▶ Task prompt
Work out how many lines of the records hold the string "drafting", and reply with that number alone.

■ ■ ■

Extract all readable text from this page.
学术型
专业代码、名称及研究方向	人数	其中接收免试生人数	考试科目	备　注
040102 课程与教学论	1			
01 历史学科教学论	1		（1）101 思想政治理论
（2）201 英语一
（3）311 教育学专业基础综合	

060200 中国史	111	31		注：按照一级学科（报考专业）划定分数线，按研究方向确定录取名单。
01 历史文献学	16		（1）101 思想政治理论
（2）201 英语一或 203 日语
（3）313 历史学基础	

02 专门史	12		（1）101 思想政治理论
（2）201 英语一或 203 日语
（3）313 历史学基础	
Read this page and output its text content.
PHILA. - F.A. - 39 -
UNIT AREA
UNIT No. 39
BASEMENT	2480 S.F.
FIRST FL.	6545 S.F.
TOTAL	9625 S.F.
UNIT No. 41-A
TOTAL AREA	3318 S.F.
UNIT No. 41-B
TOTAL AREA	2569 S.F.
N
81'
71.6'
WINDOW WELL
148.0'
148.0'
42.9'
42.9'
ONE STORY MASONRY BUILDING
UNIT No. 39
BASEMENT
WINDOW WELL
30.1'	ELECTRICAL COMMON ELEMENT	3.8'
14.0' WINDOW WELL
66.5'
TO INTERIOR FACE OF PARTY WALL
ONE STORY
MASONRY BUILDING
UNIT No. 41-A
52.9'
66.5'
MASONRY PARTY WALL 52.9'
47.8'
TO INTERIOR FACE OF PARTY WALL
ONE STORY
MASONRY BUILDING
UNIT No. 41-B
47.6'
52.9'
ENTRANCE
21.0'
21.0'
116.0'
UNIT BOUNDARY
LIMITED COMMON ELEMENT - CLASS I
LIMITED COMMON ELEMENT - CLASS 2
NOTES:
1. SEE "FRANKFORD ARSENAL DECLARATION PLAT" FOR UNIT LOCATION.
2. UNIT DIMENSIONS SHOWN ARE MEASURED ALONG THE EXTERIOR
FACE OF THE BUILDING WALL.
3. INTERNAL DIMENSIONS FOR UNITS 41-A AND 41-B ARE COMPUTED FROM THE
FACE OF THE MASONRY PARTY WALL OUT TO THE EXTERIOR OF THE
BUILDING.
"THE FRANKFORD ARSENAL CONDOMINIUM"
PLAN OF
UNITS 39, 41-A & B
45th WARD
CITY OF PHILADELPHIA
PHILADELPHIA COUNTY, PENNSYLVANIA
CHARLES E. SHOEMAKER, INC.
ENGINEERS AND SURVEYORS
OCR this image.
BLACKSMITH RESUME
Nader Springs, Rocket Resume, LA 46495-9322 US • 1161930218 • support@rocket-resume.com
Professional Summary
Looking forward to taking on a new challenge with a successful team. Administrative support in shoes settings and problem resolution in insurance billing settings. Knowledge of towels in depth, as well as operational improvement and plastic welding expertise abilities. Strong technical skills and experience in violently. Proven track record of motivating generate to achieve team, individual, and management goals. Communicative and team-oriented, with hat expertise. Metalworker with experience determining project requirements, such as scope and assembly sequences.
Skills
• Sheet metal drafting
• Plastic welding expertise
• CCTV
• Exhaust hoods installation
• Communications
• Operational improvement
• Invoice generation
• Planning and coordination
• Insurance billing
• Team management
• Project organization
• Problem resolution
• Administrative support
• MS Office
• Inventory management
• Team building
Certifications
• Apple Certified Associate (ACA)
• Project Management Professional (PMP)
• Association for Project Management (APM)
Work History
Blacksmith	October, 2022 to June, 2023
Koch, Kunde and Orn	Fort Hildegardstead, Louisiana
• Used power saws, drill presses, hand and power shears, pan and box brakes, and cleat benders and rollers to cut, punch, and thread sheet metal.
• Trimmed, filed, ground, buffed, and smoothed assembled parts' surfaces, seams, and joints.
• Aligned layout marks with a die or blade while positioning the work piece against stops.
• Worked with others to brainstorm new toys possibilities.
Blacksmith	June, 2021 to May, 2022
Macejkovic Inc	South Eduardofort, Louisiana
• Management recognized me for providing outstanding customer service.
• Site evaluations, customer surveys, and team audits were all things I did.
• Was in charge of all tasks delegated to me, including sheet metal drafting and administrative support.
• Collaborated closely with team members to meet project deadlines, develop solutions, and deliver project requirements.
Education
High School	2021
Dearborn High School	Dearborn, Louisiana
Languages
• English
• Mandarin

■ ■ ■

▶ Solution to this problem
2